_Work required_.
Your reply should be one number: the count of lines holding the word "text".

***** Stored records *****

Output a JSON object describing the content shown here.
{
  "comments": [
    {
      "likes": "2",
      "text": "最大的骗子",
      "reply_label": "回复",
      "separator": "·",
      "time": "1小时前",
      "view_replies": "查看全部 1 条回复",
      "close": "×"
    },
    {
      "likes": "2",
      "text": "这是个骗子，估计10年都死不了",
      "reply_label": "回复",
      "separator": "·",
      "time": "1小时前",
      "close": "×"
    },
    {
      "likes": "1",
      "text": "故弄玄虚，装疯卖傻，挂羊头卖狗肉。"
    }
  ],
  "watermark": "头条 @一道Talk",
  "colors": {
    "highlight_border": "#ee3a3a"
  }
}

*****

_The response_.
3